__STATED GOAL__: Extract each line where the string "Nome" shows up.
━━━━━━━━━━━━━━━━━━━━
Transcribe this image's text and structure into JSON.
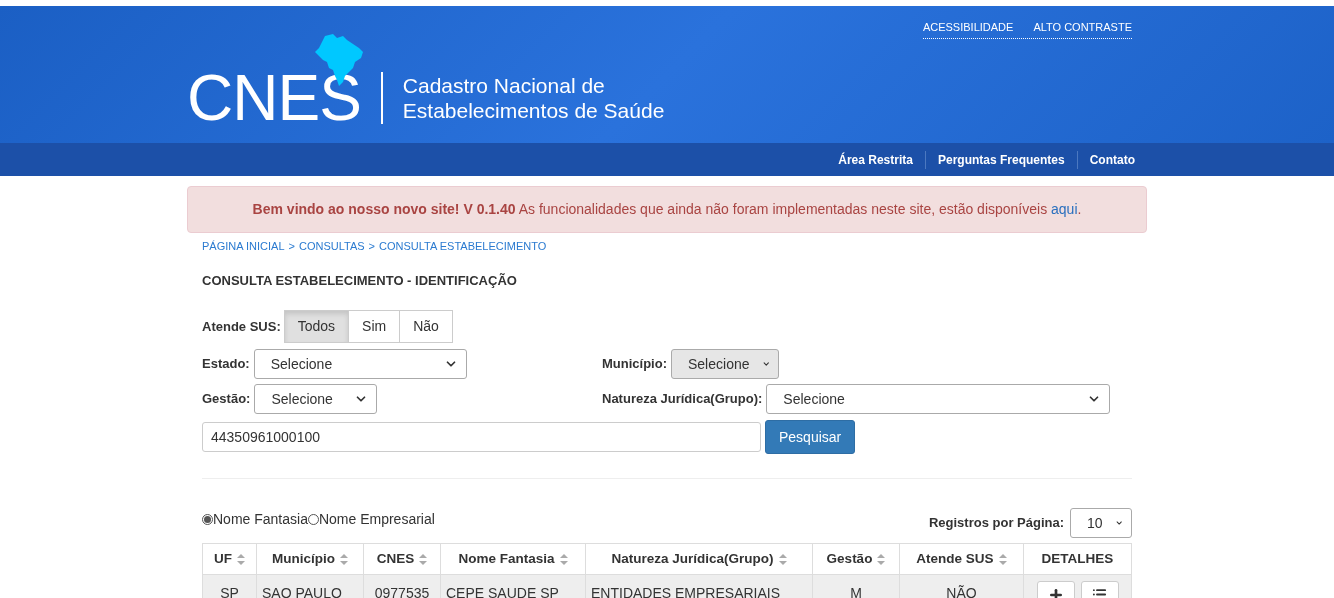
{
  "top_links": [
    {
      "label": "ACESSIBILIDADE"
    },
    {
      "label": "ALTO CONTRASTE"
    }
  ],
  "logo": {
    "acronym": "CNES",
    "subtitle_lines": [
      "Cadastro Nacional de",
      "Estabelecimentos de Saúde"
    ]
  },
  "nav": [
    {
      "label": "Área Restrita"
    },
    {
      "label": "Perguntas Frequentes"
    },
    {
      "label": "Contato"
    }
  ],
  "alert": {
    "text": "**Bem vindo ao nosso novo site! V 0.1.40** As funcionalidades que ainda não foram implementadas neste site, estão disponíveis ",
    "link": "aqui",
    "after": "."
  },
  "breadcrumb": {
    "separator": ">",
    "items": [
      "PÁGINA INICIAL",
      "CONSULTAS",
      "CONSULTA ESTABELECIMENTO"
    ]
  },
  "page_title": "CONSULTA ESTABELECIMENTO - IDENTIFICAÇÃO",
  "atende_sus": {
    "label": "Atende SUS:",
    "options": [
      {
        "label": "Todos",
        "selected": true
      },
      {
        "label": "Sim",
        "selected": false
      },
      {
        "label": "Não",
        "selected": false
      }
    ]
  },
  "filters": [
    {
      "label": "Estado:",
      "value": "Selecione",
      "disabled": false
    },
    {
      "label": "Município:",
      "value": "Selecione",
      "disabled": true
    },
    {
      "label": "Gestão:",
      "value": "Selecione",
      "disabled": false
    },
    {
      "label": "Natureza Jurídica(Grupo):",
      "value": "Selecione",
      "disabled": false
    }
  ],
  "search": {
    "value": "44350961000100",
    "button": "Pesquisar"
  },
  "name_type": [
    {
      "label": "Nome Fantasia",
      "selected": true
    },
    {
      "label": "Nome Empresarial",
      "selected": false
    }
  ],
  "page_size": {
    "label": "Registros por Página:",
    "value": "10"
  },
  "table": {
    "columns": [
      {
        "label": "UF",
        "sortable": true
      },
      {
        "label": "Município",
        "sortable": true
      },
      {
        "label": "CNES",
        "sortable": true
      },
      {
        "label": "Nome Fantasia",
        "sortable": true
      },
      {
        "label": "Natureza Jurídica(Grupo)",
        "sortable": true
      },
      {
        "label": "Gestão",
        "sortable": true
      },
      {
        "label": "Atende SUS",
        "sortable": true
      },
      {
        "label": "DETALHES",
        "sortable": false
      }
    ],
    "rows": [
      {
        "cells": [
          "SP",
          "SAO PAULO",
          "0977535",
          "CEPE SAUDE SP",
          "ENTIDADES EMPRESARIAIS",
          "M",
          "NÃO"
        ]
      }
    ]
  }
}
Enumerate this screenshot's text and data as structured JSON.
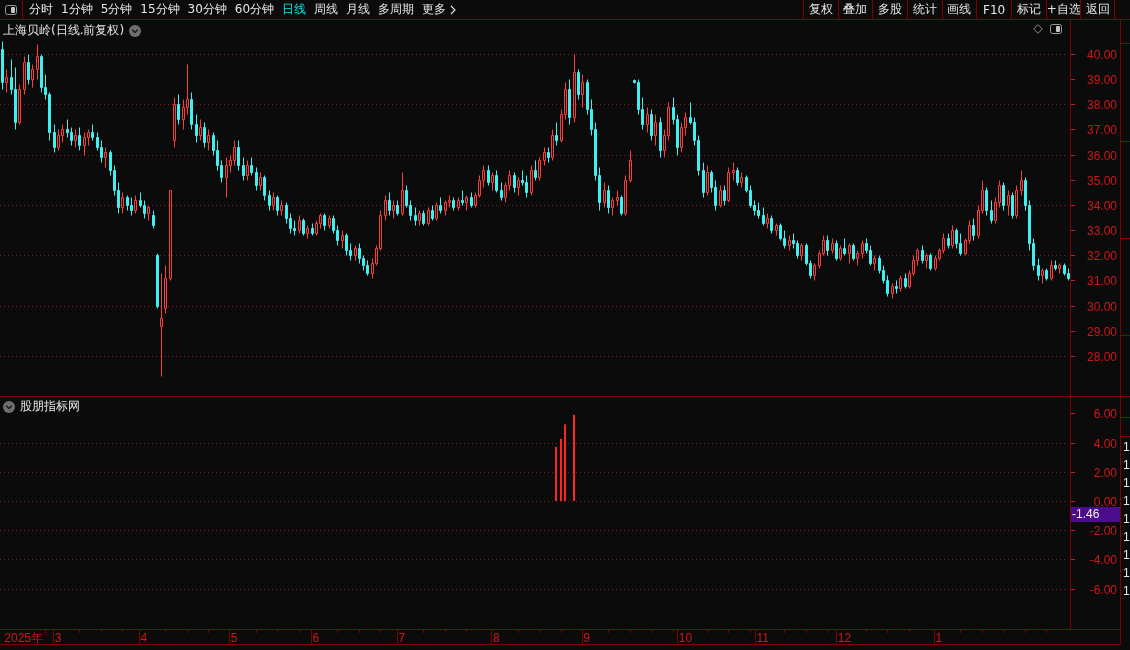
{
  "toolbar": {
    "periods": [
      {
        "label": "分时",
        "selected": false
      },
      {
        "label": "1分钟",
        "selected": false
      },
      {
        "label": "5分钟",
        "selected": false
      },
      {
        "label": "15分钟",
        "selected": false
      },
      {
        "label": "30分钟",
        "selected": false
      },
      {
        "label": "60分钟",
        "selected": false
      },
      {
        "label": "日线",
        "selected": true
      },
      {
        "label": "周线",
        "selected": false
      },
      {
        "label": "月线",
        "selected": false
      },
      {
        "label": "多周期",
        "selected": false
      }
    ],
    "more": "更多",
    "buttons": [
      "复权",
      "叠加",
      "多股",
      "统计",
      "画线",
      "F10",
      "标记",
      "+自选",
      "返回"
    ]
  },
  "price_panel": {
    "title": "上海贝岭(日线.前复权)",
    "axis_labels": [
      "40.00",
      "39.00",
      "38.00",
      "37.00",
      "36.00",
      "35.00",
      "34.00",
      "33.00",
      "32.00",
      "31.00",
      "30.00",
      "29.00",
      "28.00"
    ]
  },
  "indicator_panel": {
    "title": "股朋指标网",
    "value_label": "-1.46",
    "chart_data": {
      "type": "bar",
      "grid": true,
      "ylim": [
        -8.77,
        7.12
      ],
      "yticks": [
        {
          "value": 6,
          "label": "6.00"
        },
        {
          "value": 4,
          "label": "4.00"
        },
        {
          "value": 2,
          "label": "2.00"
        },
        {
          "value": 0,
          "label": "0.00"
        },
        {
          "value": -2,
          "label": "-2.00"
        },
        {
          "value": -4,
          "label": "-4.00"
        },
        {
          "value": -6,
          "label": "-6.00"
        }
      ],
      "categories": [
        null,
        null,
        null,
        null,
        null,
        "2025年",
        null,
        null,
        null,
        null,
        null,
        null,
        null,
        "3",
        null,
        null,
        null,
        null,
        null,
        null,
        null,
        null,
        null,
        null,
        null,
        null,
        null,
        null,
        null,
        null,
        null,
        null,
        null,
        "4",
        null,
        null,
        null,
        null,
        null,
        null,
        null,
        null,
        null,
        null,
        null,
        null,
        null,
        null,
        null,
        null,
        null,
        null,
        null,
        null,
        "5",
        null,
        null,
        null,
        null,
        null,
        null,
        null,
        null,
        null,
        null,
        null,
        null,
        null,
        null,
        null,
        null,
        null,
        null,
        "6",
        null,
        null,
        null,
        null,
        null,
        null,
        null,
        null,
        null,
        null,
        null,
        null,
        null,
        null,
        null,
        null,
        null,
        null,
        null,
        "7",
        null,
        null,
        null,
        null,
        null,
        null,
        null,
        null,
        null,
        null,
        null,
        null,
        null,
        null,
        null,
        null,
        null,
        null,
        null,
        null,
        null,
        "8",
        null,
        null,
        null,
        null,
        null,
        null,
        null,
        null,
        null,
        null,
        null,
        null,
        null,
        null,
        null,
        null,
        null,
        null,
        null,
        null,
        "9",
        null,
        null,
        null,
        null,
        null,
        null,
        null,
        null,
        null,
        null,
        null,
        null,
        null,
        null,
        null,
        null,
        null,
        null,
        null,
        null,
        null,
        null,
        "10",
        null,
        null,
        null,
        null,
        null,
        null,
        null,
        null,
        null,
        null,
        null,
        null,
        null,
        null,
        null,
        null,
        null,
        "11",
        null,
        null,
        null,
        null,
        null,
        null,
        null,
        null,
        null,
        null,
        null,
        null,
        null,
        null,
        null,
        null,
        null,
        null,
        "12",
        null,
        null,
        null,
        null,
        null,
        null,
        null,
        null,
        null,
        null,
        null,
        null,
        null,
        null,
        null,
        null,
        null,
        null,
        null,
        null,
        null,
        "1",
        null,
        null,
        null,
        null,
        null,
        null,
        null,
        null,
        null,
        null,
        null,
        null,
        null,
        null,
        null,
        null,
        null,
        null,
        null,
        null,
        null,
        null,
        null,
        null,
        null,
        null,
        null,
        null,
        null,
        null
      ],
      "values": [
        0,
        0,
        0,
        0,
        0,
        0,
        0,
        0,
        0,
        0,
        0,
        0,
        0,
        0,
        0,
        0,
        0,
        0,
        0,
        0,
        0,
        0,
        0,
        0,
        0,
        0,
        0,
        0,
        0,
        0,
        0,
        0,
        0,
        0,
        0,
        0,
        0,
        0,
        0,
        0,
        0,
        0,
        0,
        0,
        0,
        0,
        0,
        0,
        0,
        0,
        0,
        0,
        0,
        0,
        0,
        0,
        0,
        0,
        0,
        0,
        0,
        0,
        0,
        0,
        0,
        0,
        0,
        0,
        0,
        0,
        0,
        0,
        0,
        0,
        0,
        0,
        0,
        0,
        0,
        0,
        0,
        0,
        0,
        0,
        0,
        0,
        0,
        0,
        0,
        0,
        0,
        0,
        0,
        0,
        0,
        0,
        0,
        0,
        0,
        0,
        0,
        0,
        0,
        0,
        0,
        0,
        0,
        0,
        0,
        0,
        0,
        0,
        0,
        0,
        0,
        0,
        0,
        0,
        0,
        0,
        0,
        0,
        0,
        0,
        0,
        0,
        0,
        0,
        0,
        3.7,
        4.25,
        5.25,
        0,
        5.9,
        0,
        0,
        0,
        0,
        0,
        0,
        0,
        0,
        0,
        0,
        0,
        0,
        0,
        0,
        0,
        0,
        0,
        0,
        0,
        0,
        0,
        0,
        0,
        0,
        0,
        0,
        0,
        0,
        0,
        0,
        0,
        0,
        0,
        0,
        0,
        0,
        0,
        0,
        0,
        0,
        0,
        0,
        0,
        0,
        0,
        0,
        0,
        0,
        0,
        0,
        0,
        0,
        0,
        0,
        0,
        0,
        0,
        0,
        0,
        0,
        0,
        0,
        0,
        0,
        0,
        0,
        0,
        0,
        0,
        0,
        0,
        0,
        0,
        0,
        0,
        0,
        0,
        0,
        0,
        0,
        0,
        0,
        0,
        0,
        0,
        0,
        0,
        0,
        0,
        0,
        0,
        0,
        0,
        0,
        0,
        0,
        0,
        0,
        0,
        0,
        0,
        0,
        0,
        0,
        0,
        0,
        0,
        0,
        0,
        0,
        0,
        0,
        0,
        0,
        0
      ]
    }
  },
  "side_column": {
    "values": [
      "1",
      "1",
      "1",
      "1",
      "1",
      "1",
      "1",
      "1",
      "1"
    ]
  }
}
━━━━━━━━━━━━━━━━━━━━
__SOLUTION TO THIS EXERCISE__:
      "label": "Nome Fantasia",
      "label": "Nome Empresarial",
        "label": "Nome Fantasia",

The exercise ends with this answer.